Short problem A
In the article about the leadership change at Ingram Micro Canada, in which city will Bill Brandel be based in his new role?

>> BEGIN Passage

In conversation: Outgoing, incoming heads of Ingram Micro Canada

There will soon be a change at the top at Ingram Micro Canada, and on Tuesday, outgoing chief country executive Bill Brandel, and his successor, Tyler Coughlan, talked about what that all means in an interview with CDN, as they both take on new corporate roles.

Effective Jan. 1, Brandel will return to the U.S. as senior vice president, Go to Market, and, based in Buffalo, N.Y. where he resides, oversee U.S. sales, vendor management, and marketing functions and organizations. He will also be closely involved in evolving Xvantage, the company’s artificial intelligence (AI)-driven digital business platform.

Coughlan, a 26-year veteran at Ingram Micro who has spent the bulk of his career at its head office in Irvine, Calif., and for the past year served as vice president of sales in Canada, will, as Brandel has done since arriving in 2016, oversee Ingram Micro Canada’s business and organization.

Reflecting on that first day on the job, when he drove from Buffalo to the company’s Canadian headquarters in Mississauga, Ont., Brandel recalled, “I would not be truthful if I said I was not terrified, rolling down the street, seeing this building looming in my windshield. And I remember telling the team that I literally pulled off the road and called my wife and said, ‘what were they thinking putting me here?’

“But it was one of those things – and I tried to tell this to Tyler – that I could not believe how amazing everyone was in welcoming me – not only my own personal team, because they have a vested interest – I am the new leader – but also the partners and the vendors. What I learned was the spirit of collaboration and partnership is unique here in Canada.”

Brandel quickly also learned and appreciated that there are indeed subtle, and in many respects, major differences between the two nations.

“What I learned is you have far greater roots and are more connected to the whole Commonwealth, and the whole European feel versus the U.S.,” he said. “Yes, we might share a border, but you share a history that goes back much farther. I believe the way you do business is far more like what I have seen done in Europe, and in other countries in the Commonwealth. It was eye opening for me. Once I understood that, I started to interact differently and it helped me evolve not only as a businessman, but personally. I will tell you, I became a Canadian in these last seven years.

“There will always be a piece of Canada with me, no matter where I go now. That is for sure. And I hope to someday be back in the future.”

Coughlan, meanwhile, describes the personal journey that saw him leave Irvine and come north a year ago as an “interesting one. Without a doubt it is a big change coming from Southern California, and my wife had never experienced snow in her life, so we were a little worried about that. But let me just reiterate something that Bill was saying about the warmth and grace of people and how they accepted me.

“Not only from an internal perspective within Ingram, which you would expect, but the vendors and the partners. The willingness to open up and welcome not only me, but my wife, was so important and impactful that we will be forever grateful. And when people  from Southern California, ask, ‘Ty, how are you doing with the transition?’ I look them right in the eyes and say, fantastic. And they say, ‘why’ and I say it is because of the people.

>> END Passage
>> BEGIN Dataset content

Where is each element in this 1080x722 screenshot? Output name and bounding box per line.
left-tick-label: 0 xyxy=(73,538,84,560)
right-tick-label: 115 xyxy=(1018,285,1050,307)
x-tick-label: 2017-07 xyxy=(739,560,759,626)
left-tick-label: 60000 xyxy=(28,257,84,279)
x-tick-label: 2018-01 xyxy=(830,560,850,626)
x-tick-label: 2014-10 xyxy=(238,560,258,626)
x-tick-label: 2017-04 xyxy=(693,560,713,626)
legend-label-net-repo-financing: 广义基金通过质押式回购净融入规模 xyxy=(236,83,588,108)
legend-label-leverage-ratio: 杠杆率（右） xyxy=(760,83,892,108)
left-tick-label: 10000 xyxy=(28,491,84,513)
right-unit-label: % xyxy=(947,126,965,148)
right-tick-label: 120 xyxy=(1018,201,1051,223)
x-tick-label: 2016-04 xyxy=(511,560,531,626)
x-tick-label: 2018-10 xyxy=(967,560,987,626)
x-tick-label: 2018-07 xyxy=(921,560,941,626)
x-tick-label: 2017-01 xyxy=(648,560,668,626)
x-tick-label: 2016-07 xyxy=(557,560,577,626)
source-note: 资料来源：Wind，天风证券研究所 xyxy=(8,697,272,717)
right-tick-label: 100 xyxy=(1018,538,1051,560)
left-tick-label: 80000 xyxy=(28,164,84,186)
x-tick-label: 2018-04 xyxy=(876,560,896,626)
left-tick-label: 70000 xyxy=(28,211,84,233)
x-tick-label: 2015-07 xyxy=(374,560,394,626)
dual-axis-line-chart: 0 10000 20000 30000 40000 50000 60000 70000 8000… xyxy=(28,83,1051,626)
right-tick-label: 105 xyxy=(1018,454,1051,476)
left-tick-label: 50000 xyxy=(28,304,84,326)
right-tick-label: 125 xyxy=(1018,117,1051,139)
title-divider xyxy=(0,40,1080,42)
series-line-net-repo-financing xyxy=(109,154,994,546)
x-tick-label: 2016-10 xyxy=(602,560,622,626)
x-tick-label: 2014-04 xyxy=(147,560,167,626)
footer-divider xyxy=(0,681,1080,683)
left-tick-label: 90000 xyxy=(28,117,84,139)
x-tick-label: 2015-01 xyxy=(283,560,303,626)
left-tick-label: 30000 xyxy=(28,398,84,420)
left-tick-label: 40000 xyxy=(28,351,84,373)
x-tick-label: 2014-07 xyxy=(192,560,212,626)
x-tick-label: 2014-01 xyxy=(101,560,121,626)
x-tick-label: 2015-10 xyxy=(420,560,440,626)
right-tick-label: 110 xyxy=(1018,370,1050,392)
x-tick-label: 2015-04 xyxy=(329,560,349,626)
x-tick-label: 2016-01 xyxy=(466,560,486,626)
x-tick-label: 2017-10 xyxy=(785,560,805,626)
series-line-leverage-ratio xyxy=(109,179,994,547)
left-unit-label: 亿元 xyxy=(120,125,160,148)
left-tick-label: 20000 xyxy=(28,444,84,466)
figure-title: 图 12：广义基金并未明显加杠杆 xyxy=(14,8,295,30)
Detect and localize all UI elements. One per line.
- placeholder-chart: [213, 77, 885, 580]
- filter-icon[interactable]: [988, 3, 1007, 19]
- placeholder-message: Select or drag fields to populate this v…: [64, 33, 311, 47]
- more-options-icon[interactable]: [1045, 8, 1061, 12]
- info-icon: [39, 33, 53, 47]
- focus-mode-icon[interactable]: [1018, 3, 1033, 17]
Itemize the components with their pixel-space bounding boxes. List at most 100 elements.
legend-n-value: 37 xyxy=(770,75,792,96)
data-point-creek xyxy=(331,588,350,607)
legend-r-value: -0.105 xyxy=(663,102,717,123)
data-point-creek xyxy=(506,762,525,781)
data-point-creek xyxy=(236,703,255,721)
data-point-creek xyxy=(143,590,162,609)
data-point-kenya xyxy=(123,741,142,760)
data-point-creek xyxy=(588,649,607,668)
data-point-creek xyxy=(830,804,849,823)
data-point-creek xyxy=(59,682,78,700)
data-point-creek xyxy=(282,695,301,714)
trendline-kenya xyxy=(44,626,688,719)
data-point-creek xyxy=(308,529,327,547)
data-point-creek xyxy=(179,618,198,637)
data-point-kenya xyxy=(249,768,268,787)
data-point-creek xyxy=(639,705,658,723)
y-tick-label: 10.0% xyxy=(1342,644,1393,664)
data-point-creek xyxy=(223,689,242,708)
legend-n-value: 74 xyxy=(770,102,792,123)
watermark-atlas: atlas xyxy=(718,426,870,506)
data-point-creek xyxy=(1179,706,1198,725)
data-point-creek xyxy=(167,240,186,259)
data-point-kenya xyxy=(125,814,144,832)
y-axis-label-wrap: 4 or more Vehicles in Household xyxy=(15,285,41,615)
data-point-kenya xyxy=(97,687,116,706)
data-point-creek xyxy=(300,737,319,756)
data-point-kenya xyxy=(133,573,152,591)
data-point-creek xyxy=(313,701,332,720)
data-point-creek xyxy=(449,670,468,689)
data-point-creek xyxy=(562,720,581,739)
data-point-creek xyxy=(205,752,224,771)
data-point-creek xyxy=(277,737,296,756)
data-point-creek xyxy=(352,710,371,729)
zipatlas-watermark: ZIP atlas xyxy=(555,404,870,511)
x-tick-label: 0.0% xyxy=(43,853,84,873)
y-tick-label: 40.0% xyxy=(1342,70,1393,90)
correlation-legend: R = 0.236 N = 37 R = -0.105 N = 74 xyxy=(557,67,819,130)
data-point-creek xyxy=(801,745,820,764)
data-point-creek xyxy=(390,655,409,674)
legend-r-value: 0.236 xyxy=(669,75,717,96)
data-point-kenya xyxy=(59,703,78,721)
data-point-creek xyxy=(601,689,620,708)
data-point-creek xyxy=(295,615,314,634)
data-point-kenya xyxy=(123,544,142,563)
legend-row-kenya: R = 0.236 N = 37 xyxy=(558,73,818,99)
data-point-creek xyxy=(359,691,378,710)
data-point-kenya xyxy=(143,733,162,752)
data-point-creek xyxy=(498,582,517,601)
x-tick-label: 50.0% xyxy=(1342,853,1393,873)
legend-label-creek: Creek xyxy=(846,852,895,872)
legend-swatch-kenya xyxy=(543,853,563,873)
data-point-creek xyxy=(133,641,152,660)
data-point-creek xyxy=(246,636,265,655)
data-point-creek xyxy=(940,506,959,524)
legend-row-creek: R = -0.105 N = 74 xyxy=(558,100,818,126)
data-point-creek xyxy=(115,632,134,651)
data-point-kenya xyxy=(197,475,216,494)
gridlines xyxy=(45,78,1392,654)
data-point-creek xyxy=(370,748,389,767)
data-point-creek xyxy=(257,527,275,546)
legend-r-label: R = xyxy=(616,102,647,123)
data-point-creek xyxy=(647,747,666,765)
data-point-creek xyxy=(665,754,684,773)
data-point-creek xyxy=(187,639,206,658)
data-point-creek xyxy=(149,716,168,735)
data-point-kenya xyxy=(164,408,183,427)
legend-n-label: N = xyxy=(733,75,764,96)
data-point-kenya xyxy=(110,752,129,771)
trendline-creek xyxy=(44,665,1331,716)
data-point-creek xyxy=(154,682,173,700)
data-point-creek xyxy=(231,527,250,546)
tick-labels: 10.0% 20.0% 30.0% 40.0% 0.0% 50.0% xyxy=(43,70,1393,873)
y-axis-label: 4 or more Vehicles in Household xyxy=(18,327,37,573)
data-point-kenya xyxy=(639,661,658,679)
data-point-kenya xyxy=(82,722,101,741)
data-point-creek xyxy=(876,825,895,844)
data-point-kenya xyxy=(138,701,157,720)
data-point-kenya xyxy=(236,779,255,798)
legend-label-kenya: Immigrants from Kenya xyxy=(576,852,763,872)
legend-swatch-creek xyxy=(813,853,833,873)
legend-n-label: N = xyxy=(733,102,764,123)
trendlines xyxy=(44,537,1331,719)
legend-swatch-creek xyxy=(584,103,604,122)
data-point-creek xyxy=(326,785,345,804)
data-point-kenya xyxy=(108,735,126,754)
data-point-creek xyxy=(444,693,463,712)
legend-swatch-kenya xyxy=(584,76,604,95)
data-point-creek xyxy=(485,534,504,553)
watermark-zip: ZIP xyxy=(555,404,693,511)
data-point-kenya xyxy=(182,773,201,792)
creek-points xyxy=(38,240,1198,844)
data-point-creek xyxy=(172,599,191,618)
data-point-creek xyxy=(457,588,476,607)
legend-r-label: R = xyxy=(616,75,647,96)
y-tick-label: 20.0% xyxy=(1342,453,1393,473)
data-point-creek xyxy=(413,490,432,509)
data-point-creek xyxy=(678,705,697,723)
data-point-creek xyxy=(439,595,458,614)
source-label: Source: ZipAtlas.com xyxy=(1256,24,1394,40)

>> END Dataset content

Short problem B
Copy out the records again, from their first line up to and including the line with "right-tick-label: 105 xyxy=(1018,454,1051,476)".

Written solution A
Buffalo, N.Y.

Written solution B
Where is each element in this 1080x722 screenshot? Output name and bounding box per line.
left-tick-label: 0 xyxy=(73,538,84,560)
right-tick-label: 115 xyxy=(1018,285,1050,307)
x-tick-label: 2017-07 xyxy=(739,560,759,626)
left-tick-label: 60000 xyxy=(28,257,84,279)
x-tick-label: 2018-01 xyxy=(830,560,850,626)
x-tick-label: 2014-10 xyxy=(238,560,258,626)
x-tick-label: 2017-04 xyxy=(693,560,713,626)
legend-label-net-repo-financing: 广义基金通过质押式回购净融入规模 xyxy=(236,83,588,108)
legend-label-leverage-ratio: 杠杆率（右） xyxy=(760,83,892,108)
left-tick-label: 10000 xyxy=(28,491,84,513)
right-unit-label: % xyxy=(947,126,965,148)
right-tick-label: 120 xyxy=(1018,201,1051,223)
x-tick-label: 2016-04 xyxy=(511,560,531,626)
x-tick-label: 2018-10 xyxy=(967,560,987,626)
x-tick-label: 2018-07 xyxy=(921,560,941,626)
x-tick-label: 2017-01 xyxy=(648,560,668,626)
x-tick-label: 2016-07 xyxy=(557,560,577,626)
source-note: 资料来源：Wind，天风证券研究所 xyxy=(8,697,272,717)
right-tick-label: 100 xyxy=(1018,538,1051,560)
left-tick-label: 80000 xyxy=(28,164,84,186)
x-tick-label: 2018-04 xyxy=(876,560,896,626)
left-tick-label: 70000 xyxy=(28,211,84,233)
x-tick-label: 2015-07 xyxy=(374,560,394,626)
dual-axis-line-chart: 0 10000 20000 30000 40000 50000 60000 70000 8000… xyxy=(28,83,1051,626)
right-tick-label: 105 xyxy=(1018,454,1051,476)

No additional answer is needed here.